◆ What is needed:
Repeat each record exactly as written, and drop any images.

Items from a dataset
- - - -

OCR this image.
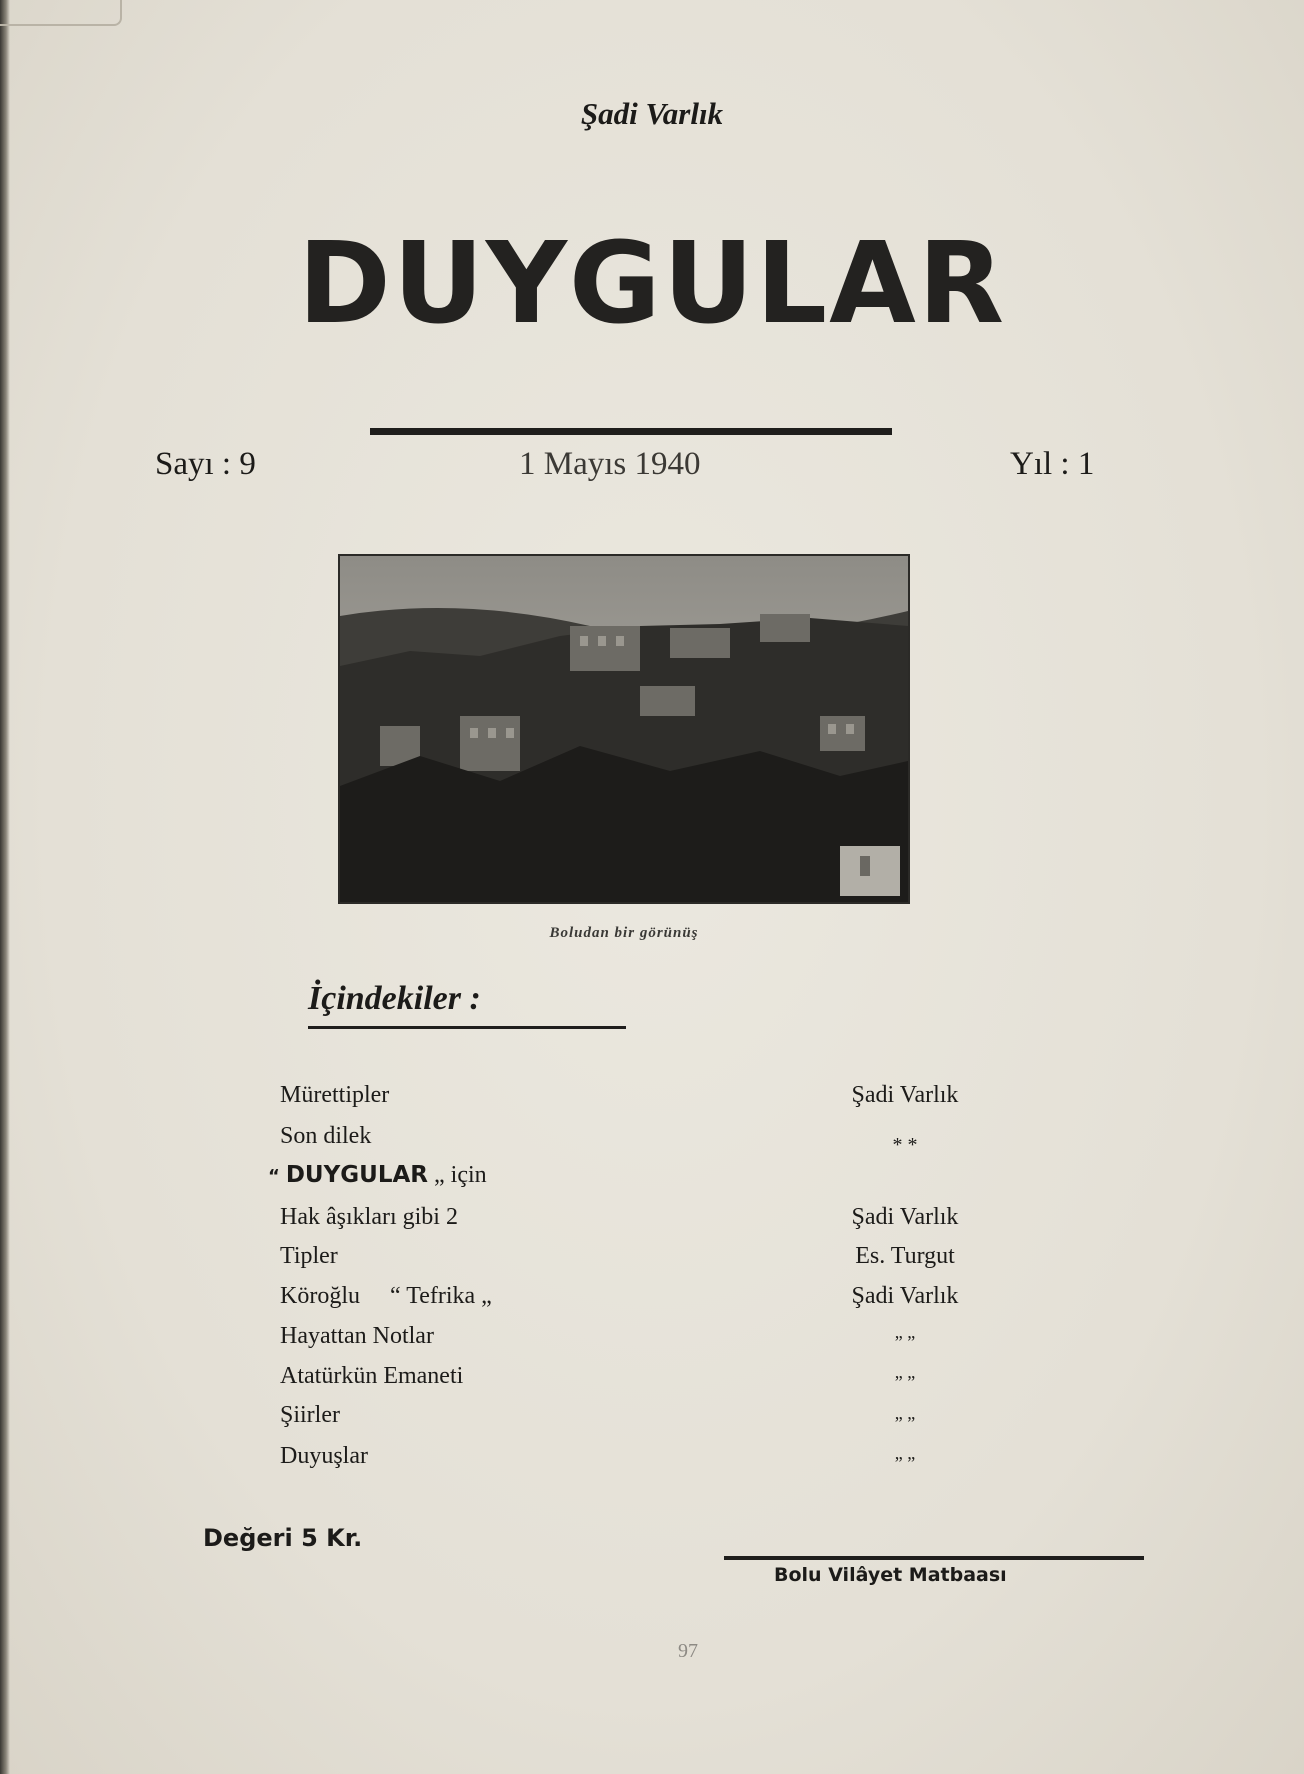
Şadi Varlık
DUYGULAR
Sayı : 9	1 Mayıs 1940	Yıl : 1
Boludan bir görünüş
İçindekiler :
Mürettipler	Şadi Varlık
Son dilek	* *
“ DUYGULAR „ için
Hak âşıkları gibi 2	Şadi Varlık
Tipler	Es. Turgut
Köroğlu “ Tefrika „	Şadi Varlık
Hayattan Notlar	” ”
Atatürkün Emaneti	” ”
Şiirler	” ”
Duyuşlar	” ”
Değeri 5 Kr.
Bolu Vilâyet Matbaası
97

- - - -

◆ Correct response:
OCR this image.
Şadi Varlık
DUYGULAR
Sayı : 9	1 Mayıs 1940	Yıl : 1
Boludan bir görünüş
İçindekiler :
Mürettipler	Şadi Varlık
Son dilek	* *
“ DUYGULAR „ için
Hak âşıkları gibi 2	Şadi Varlık
Tipler	Es. Turgut
Köroğlu “ Tefrika „	Şadi Varlık
Hayattan Notlar	” ”
Atatürkün Emaneti	” ”
Şiirler	” ”
Duyuşlar	” ”
Değeri 5 Kr.
Bolu Vilâyet Matbaası
97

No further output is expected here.